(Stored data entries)

===============

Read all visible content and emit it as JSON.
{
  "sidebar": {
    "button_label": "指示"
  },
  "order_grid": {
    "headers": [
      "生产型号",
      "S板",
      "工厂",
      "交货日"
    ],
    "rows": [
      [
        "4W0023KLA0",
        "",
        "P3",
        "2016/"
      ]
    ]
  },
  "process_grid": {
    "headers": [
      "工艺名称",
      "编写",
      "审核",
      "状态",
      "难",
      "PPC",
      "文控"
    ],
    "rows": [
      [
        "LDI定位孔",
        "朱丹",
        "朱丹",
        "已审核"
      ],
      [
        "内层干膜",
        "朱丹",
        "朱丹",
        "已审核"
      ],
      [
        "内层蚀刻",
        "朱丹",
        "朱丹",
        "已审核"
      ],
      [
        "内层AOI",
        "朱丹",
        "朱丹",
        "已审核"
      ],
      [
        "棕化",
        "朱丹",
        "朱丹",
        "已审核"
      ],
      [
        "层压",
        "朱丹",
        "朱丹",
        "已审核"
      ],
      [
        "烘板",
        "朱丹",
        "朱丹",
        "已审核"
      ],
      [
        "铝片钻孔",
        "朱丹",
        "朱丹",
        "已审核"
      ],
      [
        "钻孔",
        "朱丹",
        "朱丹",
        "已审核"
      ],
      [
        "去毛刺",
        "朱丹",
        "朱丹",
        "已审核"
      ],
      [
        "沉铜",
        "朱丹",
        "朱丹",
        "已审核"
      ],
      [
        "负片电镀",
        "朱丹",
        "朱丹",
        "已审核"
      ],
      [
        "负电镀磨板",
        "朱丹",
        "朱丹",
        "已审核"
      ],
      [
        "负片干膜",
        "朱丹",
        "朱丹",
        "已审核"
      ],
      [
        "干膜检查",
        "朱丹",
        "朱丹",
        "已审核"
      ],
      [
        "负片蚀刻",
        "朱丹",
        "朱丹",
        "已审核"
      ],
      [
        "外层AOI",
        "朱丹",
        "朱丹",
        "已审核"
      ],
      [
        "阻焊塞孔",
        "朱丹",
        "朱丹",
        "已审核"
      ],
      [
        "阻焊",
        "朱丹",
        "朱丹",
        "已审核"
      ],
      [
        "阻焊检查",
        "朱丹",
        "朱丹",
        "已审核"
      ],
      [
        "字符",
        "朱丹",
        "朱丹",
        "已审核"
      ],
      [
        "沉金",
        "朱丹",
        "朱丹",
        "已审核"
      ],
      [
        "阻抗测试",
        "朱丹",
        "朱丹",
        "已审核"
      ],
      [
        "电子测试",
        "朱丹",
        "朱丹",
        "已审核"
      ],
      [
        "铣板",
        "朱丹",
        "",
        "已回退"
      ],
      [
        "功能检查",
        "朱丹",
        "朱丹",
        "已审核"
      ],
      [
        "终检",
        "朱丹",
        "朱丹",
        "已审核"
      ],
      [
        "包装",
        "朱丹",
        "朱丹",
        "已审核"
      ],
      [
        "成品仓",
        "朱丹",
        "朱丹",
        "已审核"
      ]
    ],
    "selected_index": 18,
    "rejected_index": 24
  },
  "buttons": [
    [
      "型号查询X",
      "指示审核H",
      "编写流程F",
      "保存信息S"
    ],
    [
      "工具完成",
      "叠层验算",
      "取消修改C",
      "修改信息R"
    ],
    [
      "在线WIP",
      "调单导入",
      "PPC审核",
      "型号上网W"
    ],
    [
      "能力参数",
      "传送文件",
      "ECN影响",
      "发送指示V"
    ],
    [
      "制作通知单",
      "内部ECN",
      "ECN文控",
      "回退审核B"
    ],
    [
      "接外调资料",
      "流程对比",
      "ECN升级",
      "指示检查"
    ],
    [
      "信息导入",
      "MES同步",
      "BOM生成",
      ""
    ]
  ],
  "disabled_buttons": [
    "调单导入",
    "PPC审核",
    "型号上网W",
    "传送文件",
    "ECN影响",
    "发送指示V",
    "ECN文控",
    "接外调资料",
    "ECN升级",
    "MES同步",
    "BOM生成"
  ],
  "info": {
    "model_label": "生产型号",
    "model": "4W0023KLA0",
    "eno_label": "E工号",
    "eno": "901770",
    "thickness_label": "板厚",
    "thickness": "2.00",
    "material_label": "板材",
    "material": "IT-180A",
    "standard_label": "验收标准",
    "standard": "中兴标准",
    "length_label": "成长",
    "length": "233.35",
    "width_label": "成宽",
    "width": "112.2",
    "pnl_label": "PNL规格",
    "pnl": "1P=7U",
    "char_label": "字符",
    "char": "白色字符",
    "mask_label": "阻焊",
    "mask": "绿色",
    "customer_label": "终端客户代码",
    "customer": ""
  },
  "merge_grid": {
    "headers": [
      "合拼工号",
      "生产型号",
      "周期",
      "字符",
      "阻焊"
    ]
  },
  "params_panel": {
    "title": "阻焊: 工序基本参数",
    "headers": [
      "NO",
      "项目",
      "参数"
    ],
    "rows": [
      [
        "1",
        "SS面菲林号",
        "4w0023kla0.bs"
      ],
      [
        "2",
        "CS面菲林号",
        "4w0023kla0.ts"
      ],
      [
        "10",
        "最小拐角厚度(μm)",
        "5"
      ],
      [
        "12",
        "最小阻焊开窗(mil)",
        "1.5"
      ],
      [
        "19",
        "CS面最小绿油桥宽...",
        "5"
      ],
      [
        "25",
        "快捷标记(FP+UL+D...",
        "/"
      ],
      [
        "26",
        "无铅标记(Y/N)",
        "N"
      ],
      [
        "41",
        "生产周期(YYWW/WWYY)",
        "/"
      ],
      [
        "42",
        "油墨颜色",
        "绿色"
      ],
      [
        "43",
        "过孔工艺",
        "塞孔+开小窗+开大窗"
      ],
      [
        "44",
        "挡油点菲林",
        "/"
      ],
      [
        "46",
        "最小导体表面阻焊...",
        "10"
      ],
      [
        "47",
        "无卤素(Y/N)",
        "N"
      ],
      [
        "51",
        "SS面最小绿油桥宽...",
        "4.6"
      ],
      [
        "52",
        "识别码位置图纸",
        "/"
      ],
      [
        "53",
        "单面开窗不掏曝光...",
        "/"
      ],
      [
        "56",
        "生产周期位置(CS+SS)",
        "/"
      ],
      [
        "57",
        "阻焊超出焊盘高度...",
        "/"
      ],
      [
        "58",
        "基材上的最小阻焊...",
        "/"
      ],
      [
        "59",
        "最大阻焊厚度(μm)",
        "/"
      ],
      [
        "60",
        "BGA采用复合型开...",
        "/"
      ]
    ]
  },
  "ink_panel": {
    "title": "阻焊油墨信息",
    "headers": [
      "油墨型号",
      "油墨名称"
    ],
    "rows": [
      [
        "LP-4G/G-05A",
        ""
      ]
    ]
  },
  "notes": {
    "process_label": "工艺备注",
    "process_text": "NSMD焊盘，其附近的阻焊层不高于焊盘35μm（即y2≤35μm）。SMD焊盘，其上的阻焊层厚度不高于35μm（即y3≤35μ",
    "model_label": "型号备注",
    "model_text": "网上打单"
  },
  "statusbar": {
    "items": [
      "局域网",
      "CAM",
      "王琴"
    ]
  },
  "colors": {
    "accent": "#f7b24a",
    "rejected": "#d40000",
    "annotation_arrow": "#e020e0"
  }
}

===============

■ Job ■
Copy out the whole listing exactly as written.

■ Answer to the exercise ■
Read all visible content and emit it as JSON.
{
  "sidebar": {
    "button_label": "指示"
  },
  "order_grid": {
    "headers": [
      "生产型号",
      "S板",
      "工厂",
      "交货日"
    ],
    "rows": [
      [
        "4W0023KLA0",
        "",
        "P3",
        "2016/"
      ]
    ]
  },
  "process_grid": {
    "headers": [
      "工艺名称",
      "编写",
      "审核",
      "状态",
      "难",
      "PPC",
      "文控"
    ],
    "rows": [
      [
        "LDI定位孔",
        "朱丹",
        "朱丹",
        "已审核"
      ],
      [
        "内层干膜",
        "朱丹",
        "朱丹",
        "已审核"
      ],
      [
        "内层蚀刻",
        "朱丹",
        "朱丹",
        "已审核"
      ],
      [
        "内层AOI",
        "朱丹",
        "朱丹",
        "已审核"
      ],
      [
        "棕化",
        "朱丹",
        "朱丹",
        "已审核"
      ],
      [
        "层压",
        "朱丹",
        "朱丹",
        "已审核"
      ],
      [
        "烘板",
        "朱丹",
        "朱丹",
        "已审核"
      ],
      [
        "铝片钻孔",
        "朱丹",
        "朱丹",
        "已审核"
      ],
      [
        "钻孔",
        "朱丹",
        "朱丹",
        "已审核"
      ],
      [
        "去毛刺",
        "朱丹",
        "朱丹",
        "已审核"
      ],
      [
        "沉铜",
        "朱丹",
        "朱丹",
        "已审核"
      ],
      [
        "负片电镀",
        "朱丹",
        "朱丹",
        "已审核"
      ],
      [
        "负电镀磨板",
        "朱丹",
        "朱丹",
        "已审核"
      ],
      [
        "负片干膜",
        "朱丹",
        "朱丹",
        "已审核"
      ],
      [
        "干膜检查",
        "朱丹",
        "朱丹",
        "已审核"
      ],
      [
        "负片蚀刻",
        "朱丹",
        "朱丹",
        "已审核"
      ],
      [
        "外层AOI",
        "朱丹",
        "朱丹",
        "已审核"
      ],
      [
        "阻焊塞孔",
        "朱丹",
        "朱丹",
        "已审核"
      ],
      [
        "阻焊",
        "朱丹",
        "朱丹",
        "已审核"
      ],
      [
        "阻焊检查",
        "朱丹",
        "朱丹",
        "已审核"
      ],
      [
        "字符",
        "朱丹",
        "朱丹",
        "已审核"
      ],
      [
        "沉金",
        "朱丹",
        "朱丹",
        "已审核"
      ],
      [
        "阻抗测试",
        "朱丹",
        "朱丹",
        "已审核"
      ],
      [
        "电子测试",
        "朱丹",
        "朱丹",
        "已审核"
      ],
      [
        "铣板",
        "朱丹",
        "",
        "已回退"
      ],
      [
        "功能检查",
        "朱丹",
        "朱丹",
        "已审核"
      ],
      [
        "终检",
        "朱丹",
        "朱丹",
        "已审核"
      ],
      [
        "包装",
        "朱丹",
        "朱丹",
        "已审核"
      ],
      [
        "成品仓",
        "朱丹",
        "朱丹",
        "已审核"
      ]
    ],
    "selected_index": 18,
    "rejected_index": 24
  },
  "buttons": [
    [
      "型号查询X",
      "指示审核H",
      "编写流程F",
      "保存信息S"
    ],
    [
      "工具完成",
      "叠层验算",
      "取消修改C",
      "修改信息R"
    ],
    [
      "在线WIP",
      "调单导入",
      "PPC审核",
      "型号上网W"
    ],
    [
      "能力参数",
      "传送文件",
      "ECN影响",
      "发送指示V"
    ],
    [
      "制作通知单",
      "内部ECN",
      "ECN文控",
      "回退审核B"
    ],
    [
      "接外调资料",
      "流程对比",
      "ECN升级",
      "指示检查"
    ],
    [
      "信息导入",
      "MES同步",
      "BOM生成",
      ""
    ]
  ],
  "disabled_buttons": [
    "调单导入",
    "PPC审核",
    "型号上网W",
    "传送文件",
    "ECN影响",
    "发送指示V",
    "ECN文控",
    "接外调资料",
    "ECN升级",
    "MES同步",
    "BOM生成"
  ],
  "info": {
    "model_label": "生产型号",
    "model": "4W0023KLA0",
    "eno_label": "E工号",
    "eno": "901770",
    "thickness_label": "板厚",
    "thickness": "2.00",
    "material_label": "板材",
    "material": "IT-180A",
    "standard_label": "验收标准",
    "standard": "中兴标准",
    "length_label": "成长",
    "length": "233.35",
    "width_label": "成宽",
    "width": "112.2",
    "pnl_label": "PNL规格",
    "pnl": "1P=7U",
    "char_label": "字符",
    "char": "白色字符",
    "mask_label": "阻焊",
    "mask": "绿色",
    "customer_label": "终端客户代码",
    "customer": ""
  },
  "merge_grid": {
    "headers": [
      "合拼工号",
      "生产型号",
      "周期",
      "字符",
      "阻焊"
    ]
  },
  "params_panel": {
    "title": "阻焊: 工序基本参数",
    "headers": [
      "NO",
      "项目",
      "参数"
    ],
    "rows": [
      [
        "1",
        "SS面菲林号",
        "4w0023kla0.bs"
      ],
      [
        "2",
        "CS面菲林号",
        "4w0023kla0.ts"
      ],
      [
        "10",
        "最小拐角厚度(μm)",
        "5"
      ],
      [
        "12",
        "最小阻焊开窗(mil)",
        "1.5"
      ],
      [
        "19",
        "CS面最小绿油桥宽...",
        "5"
      ],
      [
        "25",
        "快捷标记(FP+UL+D...",
        "/"
      ],
      [
        "26",
        "无铅标记(Y/N)",
        "N"
      ],
      [
        "41",
        "生产周期(YYWW/WWYY)",
        "/"
      ],
      [
        "42",
        "油墨颜色",
        "绿色"
      ],
      [
        "43",
        "过孔工艺",
        "塞孔+开小窗+开大窗"
      ],
      [
        "44",
        "挡油点菲林",
        "/"
      ],
      [
        "46",
        "最小导体表面阻焊...",
        "10"
      ],
      [
        "47",
        "无卤素(Y/N)",
        "N"
      ],
      [
        "51",
        "SS面最小绿油桥宽...",
        "4.6"
      ],
      [
        "52",
        "识别码位置图纸",
        "/"
      ],
      [
        "53",
        "单面开窗不掏曝光...",
        "/"
      ],
      [
        "56",
        "生产周期位置(CS+SS)",
        "/"
      ],
      [
        "57",
        "阻焊超出焊盘高度...",
        "/"
      ],
      [
        "58",
        "基材上的最小阻焊...",
        "/"
      ],
      [
        "59",
        "最大阻焊厚度(μm)",
        "/"
      ],
      [
        "60",
        "BGA采用复合型开...",
        "/"
      ]
    ]
  },
  "ink_panel": {
    "title": "阻焊油墨信息",
    "headers": [
      "油墨型号",
      "油墨名称"
    ],
    "rows": [
      [
        "LP-4G/G-05A",
        ""
      ]
    ]
  },
  "notes": {
    "process_label": "工艺备注",
    "process_text": "NSMD焊盘，其附近的阻焊层不高于焊盘35μm（即y2≤35μm）。SMD焊盘，其上的阻焊层厚度不高于35μm（即y3≤35μ",
    "model_label": "型号备注",
    "model_text": "网上打单"
  },
  "statusbar": {
    "items": [
      "局域网",
      "CAM",
      "王琴"
    ]
  },
  "colors": {
    "accent": "#f7b24a",
    "rejected": "#d40000",
    "annotation_arrow": "#e020e0"
  }
}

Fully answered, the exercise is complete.